- What is expected
Every record must appear in your copy exactly as written, with no pictures.

- Source data
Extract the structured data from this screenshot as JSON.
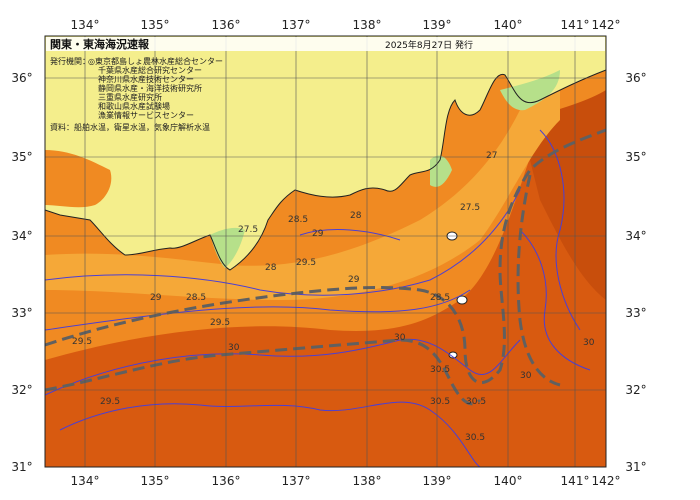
{
  "title": "関東・東海海況速報",
  "date": "2025年8月27日 発行",
  "issuer_label": "発行機関：",
  "issuers": [
    "◎東京都島しょ農林水産総合センター",
    "千葉県水産総合研究センター",
    "神奈川県水産技術センター",
    "静岡県水産・海洋技術研究所",
    "三重県水産研究所",
    "和歌山県水産試験場",
    "漁業情報サービスセンター"
  ],
  "source": "資料：船舶水温，衛星水温，気象庁解析水温",
  "lon_ticks": [
    "134°",
    "135°",
    "136°",
    "137°",
    "138°",
    "139°",
    "140°",
    "141°",
    "142°"
  ],
  "lat_ticks": [
    "36°",
    "35°",
    "34°",
    "33°",
    "32°",
    "31°"
  ],
  "isotherms": [
    "27.5",
    "28",
    "28.5",
    "29",
    "29.5",
    "30",
    "30.5",
    "27",
    "28.5",
    "29",
    "29.5",
    "30",
    "30.5",
    "30.5",
    "29.5",
    "28",
    "27.5",
    "28.5",
    "29",
    "30",
    "29.5",
    "30.5",
    "30"
  ],
  "colors": {
    "land": "#f4ee8c",
    "land_green": "#b6e08a",
    "sea_warm": "#f08a22",
    "sea_hot": "#d85a10",
    "sea_mid": "#f5a838",
    "contour": "#4b3fd4",
    "kuroshio": "#606060",
    "grid": "#555555"
  }
}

- Expected answer
Extract the structured data from this screenshot as JSON.
{
  "title": "関東・東海海況速報",
  "date": "2025年8月27日 発行",
  "issuer_label": "発行機関：",
  "issuers": [
    "◎東京都島しょ農林水産総合センター",
    "千葉県水産総合研究センター",
    "神奈川県水産技術センター",
    "静岡県水産・海洋技術研究所",
    "三重県水産研究所",
    "和歌山県水産試験場",
    "漁業情報サービスセンター"
  ],
  "source": "資料：船舶水温，衛星水温，気象庁解析水温",
  "lon_ticks": [
    "134°",
    "135°",
    "136°",
    "137°",
    "138°",
    "139°",
    "140°",
    "141°",
    "142°"
  ],
  "lat_ticks": [
    "36°",
    "35°",
    "34°",
    "33°",
    "32°",
    "31°"
  ],
  "isotherms": [
    "27.5",
    "28",
    "28.5",
    "29",
    "29.5",
    "30",
    "30.5",
    "27",
    "28.5",
    "29",
    "29.5",
    "30",
    "30.5",
    "30.5",
    "29.5",
    "28",
    "27.5",
    "28.5",
    "29",
    "30",
    "29.5",
    "30.5",
    "30"
  ],
  "colors": {
    "land": "#f4ee8c",
    "land_green": "#b6e08a",
    "sea_warm": "#f08a22",
    "sea_hot": "#d85a10",
    "sea_mid": "#f5a838",
    "contour": "#4b3fd4",
    "kuroshio": "#606060",
    "grid": "#555555"
  }
}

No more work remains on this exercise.